Dataset items
----------------
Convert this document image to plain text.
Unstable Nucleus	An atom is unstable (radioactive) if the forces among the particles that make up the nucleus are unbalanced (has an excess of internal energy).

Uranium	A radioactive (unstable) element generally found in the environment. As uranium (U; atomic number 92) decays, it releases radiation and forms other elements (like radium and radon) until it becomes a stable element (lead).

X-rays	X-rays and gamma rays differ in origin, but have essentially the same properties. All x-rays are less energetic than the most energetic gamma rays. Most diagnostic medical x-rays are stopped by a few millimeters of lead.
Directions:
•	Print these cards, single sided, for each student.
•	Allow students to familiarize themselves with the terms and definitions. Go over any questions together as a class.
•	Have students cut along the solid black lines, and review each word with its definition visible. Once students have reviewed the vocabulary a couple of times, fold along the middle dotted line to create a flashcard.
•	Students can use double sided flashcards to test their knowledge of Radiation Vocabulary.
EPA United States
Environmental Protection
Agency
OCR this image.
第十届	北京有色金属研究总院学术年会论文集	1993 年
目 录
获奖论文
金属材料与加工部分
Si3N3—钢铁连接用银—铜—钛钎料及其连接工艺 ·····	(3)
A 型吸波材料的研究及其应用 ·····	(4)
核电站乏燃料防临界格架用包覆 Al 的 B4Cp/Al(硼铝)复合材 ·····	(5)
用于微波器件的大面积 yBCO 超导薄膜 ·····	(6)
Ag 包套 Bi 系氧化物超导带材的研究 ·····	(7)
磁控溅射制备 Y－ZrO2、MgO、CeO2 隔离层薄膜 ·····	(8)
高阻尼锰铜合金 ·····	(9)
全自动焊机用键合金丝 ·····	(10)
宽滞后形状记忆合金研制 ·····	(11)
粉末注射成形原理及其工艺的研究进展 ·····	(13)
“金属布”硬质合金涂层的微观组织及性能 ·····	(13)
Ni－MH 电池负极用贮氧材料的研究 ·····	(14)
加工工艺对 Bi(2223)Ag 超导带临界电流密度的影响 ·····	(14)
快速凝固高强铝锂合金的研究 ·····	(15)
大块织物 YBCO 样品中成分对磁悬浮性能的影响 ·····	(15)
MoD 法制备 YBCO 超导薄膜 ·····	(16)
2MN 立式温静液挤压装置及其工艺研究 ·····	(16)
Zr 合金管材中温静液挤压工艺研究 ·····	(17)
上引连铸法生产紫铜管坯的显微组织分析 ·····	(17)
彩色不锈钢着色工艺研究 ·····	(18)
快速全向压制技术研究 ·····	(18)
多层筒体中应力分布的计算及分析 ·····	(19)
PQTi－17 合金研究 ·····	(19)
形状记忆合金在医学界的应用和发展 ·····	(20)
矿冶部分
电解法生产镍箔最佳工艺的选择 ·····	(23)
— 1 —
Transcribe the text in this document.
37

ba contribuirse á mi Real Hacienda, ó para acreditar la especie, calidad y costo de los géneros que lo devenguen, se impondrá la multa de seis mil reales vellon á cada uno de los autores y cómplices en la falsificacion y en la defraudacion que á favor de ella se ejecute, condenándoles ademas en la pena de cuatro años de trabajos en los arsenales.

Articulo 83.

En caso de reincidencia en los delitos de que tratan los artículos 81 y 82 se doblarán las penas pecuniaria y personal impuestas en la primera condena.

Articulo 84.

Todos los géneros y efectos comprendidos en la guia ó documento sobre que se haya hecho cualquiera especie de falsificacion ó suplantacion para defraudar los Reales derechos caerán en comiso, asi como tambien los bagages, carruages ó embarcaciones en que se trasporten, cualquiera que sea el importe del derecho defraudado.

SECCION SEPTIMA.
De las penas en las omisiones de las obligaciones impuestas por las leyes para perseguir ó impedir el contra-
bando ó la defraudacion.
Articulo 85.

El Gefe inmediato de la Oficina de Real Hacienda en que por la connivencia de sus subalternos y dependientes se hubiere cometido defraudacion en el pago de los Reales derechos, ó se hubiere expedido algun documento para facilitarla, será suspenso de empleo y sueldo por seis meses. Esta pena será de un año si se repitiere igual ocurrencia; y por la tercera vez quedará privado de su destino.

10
----------------
Aim of the task
Return, unchanged, each line from the line containing "Transcribe the text in this document." through the last line of the material.

Exercise answer
Transcribe the text in this document.
37

ba contribuirse á mi Real Hacienda, ó para acreditar la especie, calidad y costo de los géneros que lo devenguen, se impondrá la multa de seis mil reales vellon á cada uno de los autores y cómplices en la falsificacion y en la defraudacion que á favor de ella se ejecute, condenándoles ademas en la pena de cuatro años de trabajos en los arsenales.

Articulo 83.

En caso de reincidencia en los delitos de que tratan los artículos 81 y 82 se doblarán las penas pecuniaria y personal impuestas en la primera condena.

Articulo 84.

Todos los géneros y efectos comprendidos en la guia ó documento sobre que se haya hecho cualquiera especie de falsificacion ó suplantacion para defraudar los Reales derechos caerán en comiso, asi como tambien los bagages, carruages ó embarcaciones en que se trasporten, cualquiera que sea el importe del derecho defraudado.

SECCION SEPTIMA.
De las penas en las omisiones de las obligaciones impuestas por las leyes para perseguir ó impedir el contra-
bando ó la defraudacion.
Articulo 85.

El Gefe inmediato de la Oficina de Real Hacienda en que por la connivencia de sus subalternos y dependientes se hubiere cometido defraudacion en el pago de los Reales derechos, ó se hubiere expedido algun documento para facilitarla, será suspenso de empleo y sueldo por seis meses. Esta pena será de un año si se repitiere igual ocurrencia; y por la tercera vez quedará privado de su destino.

10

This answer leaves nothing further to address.